**Requirement**: Filter the entries below, keeping only lines with the word "manufactured".

**Task data**:
★ ★ ★

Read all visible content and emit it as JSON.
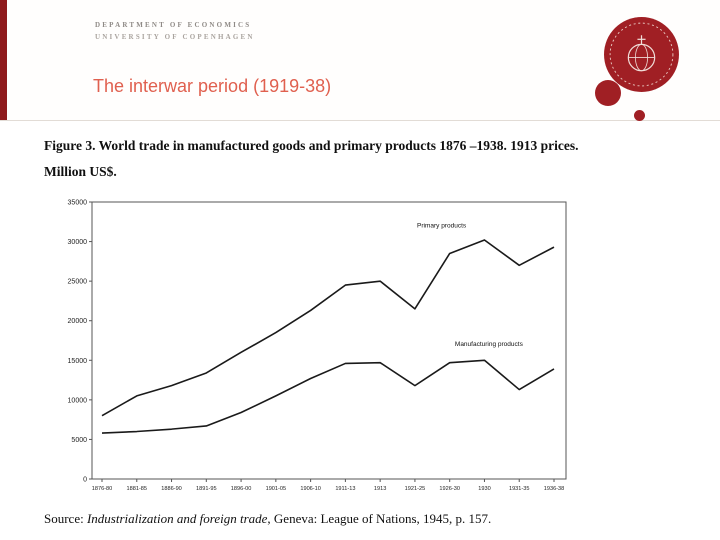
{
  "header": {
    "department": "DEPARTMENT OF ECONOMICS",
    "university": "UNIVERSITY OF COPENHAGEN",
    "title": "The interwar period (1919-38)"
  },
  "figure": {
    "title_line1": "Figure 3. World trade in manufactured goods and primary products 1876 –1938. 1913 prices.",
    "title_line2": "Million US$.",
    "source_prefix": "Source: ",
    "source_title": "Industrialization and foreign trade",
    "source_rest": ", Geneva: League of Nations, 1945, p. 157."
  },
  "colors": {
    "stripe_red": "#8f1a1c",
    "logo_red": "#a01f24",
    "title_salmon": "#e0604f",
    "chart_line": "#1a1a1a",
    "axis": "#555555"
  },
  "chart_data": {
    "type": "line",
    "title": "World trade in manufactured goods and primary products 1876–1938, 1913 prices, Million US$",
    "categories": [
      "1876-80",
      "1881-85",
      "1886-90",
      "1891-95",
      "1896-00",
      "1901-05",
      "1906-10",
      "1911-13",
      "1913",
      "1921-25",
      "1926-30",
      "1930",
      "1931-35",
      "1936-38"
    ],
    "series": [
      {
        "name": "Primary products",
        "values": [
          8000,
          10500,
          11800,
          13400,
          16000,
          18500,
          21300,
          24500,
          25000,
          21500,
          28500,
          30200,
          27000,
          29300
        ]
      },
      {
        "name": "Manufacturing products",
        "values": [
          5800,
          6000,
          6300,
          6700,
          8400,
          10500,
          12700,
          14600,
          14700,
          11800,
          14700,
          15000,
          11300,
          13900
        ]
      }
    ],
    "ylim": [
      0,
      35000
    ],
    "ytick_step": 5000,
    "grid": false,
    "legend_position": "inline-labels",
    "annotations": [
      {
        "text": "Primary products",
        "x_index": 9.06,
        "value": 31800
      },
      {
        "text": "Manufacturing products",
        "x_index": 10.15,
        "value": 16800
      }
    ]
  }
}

★ ★ ★

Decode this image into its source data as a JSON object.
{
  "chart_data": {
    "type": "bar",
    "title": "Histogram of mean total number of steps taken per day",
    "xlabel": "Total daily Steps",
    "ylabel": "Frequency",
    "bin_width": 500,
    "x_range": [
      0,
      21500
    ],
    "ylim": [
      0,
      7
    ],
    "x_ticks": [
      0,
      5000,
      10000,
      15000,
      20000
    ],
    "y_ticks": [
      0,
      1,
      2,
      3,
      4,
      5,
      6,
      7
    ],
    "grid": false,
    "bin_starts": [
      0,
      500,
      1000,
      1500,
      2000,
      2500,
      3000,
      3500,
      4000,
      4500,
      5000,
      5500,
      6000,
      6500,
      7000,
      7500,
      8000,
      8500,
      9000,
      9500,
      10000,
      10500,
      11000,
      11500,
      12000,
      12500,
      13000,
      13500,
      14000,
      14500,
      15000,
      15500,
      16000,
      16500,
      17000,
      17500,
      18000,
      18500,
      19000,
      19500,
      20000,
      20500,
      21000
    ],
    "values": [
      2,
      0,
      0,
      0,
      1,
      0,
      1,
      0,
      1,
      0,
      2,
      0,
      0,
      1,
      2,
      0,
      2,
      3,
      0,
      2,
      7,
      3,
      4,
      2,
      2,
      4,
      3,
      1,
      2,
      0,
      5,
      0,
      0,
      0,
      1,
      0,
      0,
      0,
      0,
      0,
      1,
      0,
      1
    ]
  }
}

★ ★ ★

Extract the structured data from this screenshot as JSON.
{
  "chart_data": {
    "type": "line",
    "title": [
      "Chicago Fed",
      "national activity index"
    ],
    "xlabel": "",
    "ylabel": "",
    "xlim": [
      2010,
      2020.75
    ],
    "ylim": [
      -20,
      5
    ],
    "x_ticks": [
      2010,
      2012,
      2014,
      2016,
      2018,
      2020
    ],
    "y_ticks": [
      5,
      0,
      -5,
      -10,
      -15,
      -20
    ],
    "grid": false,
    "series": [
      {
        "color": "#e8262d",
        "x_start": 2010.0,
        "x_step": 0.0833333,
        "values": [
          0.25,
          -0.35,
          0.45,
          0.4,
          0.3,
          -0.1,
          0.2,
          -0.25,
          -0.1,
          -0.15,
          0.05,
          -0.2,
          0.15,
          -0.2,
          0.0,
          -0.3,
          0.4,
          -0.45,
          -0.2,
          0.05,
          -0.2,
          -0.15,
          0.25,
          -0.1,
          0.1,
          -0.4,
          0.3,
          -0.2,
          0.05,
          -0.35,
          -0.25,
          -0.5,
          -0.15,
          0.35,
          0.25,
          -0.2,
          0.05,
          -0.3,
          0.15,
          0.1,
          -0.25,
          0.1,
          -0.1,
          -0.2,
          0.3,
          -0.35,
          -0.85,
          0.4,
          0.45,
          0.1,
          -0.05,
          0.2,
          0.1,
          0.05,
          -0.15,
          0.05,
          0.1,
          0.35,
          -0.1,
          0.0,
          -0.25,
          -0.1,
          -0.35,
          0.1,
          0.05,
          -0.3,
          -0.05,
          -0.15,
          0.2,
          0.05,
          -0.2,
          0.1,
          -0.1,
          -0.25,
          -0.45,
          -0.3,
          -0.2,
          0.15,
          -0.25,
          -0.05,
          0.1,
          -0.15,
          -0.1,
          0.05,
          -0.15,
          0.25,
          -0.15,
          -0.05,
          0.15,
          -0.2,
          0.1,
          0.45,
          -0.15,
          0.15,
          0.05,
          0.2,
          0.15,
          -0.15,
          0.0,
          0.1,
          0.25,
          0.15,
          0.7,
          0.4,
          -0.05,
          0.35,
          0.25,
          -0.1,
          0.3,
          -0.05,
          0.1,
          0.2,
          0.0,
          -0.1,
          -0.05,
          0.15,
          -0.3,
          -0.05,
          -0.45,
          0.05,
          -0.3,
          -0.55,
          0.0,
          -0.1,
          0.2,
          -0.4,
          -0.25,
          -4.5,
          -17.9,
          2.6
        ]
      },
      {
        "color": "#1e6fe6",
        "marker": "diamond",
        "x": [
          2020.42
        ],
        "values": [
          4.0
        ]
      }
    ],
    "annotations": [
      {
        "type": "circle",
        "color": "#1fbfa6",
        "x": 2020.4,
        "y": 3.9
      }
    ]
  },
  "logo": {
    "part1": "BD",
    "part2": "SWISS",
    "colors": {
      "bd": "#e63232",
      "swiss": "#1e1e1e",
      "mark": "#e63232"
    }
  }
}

★ ★ ★

**Task response**:
    "title_line1": "Figure 3. World trade in manufactured goods and primary products 1876 –1938. 1913 prices.",
    "title": "World trade in manufactured goods and primary products 1876–1938, 1913 prices, Million US$",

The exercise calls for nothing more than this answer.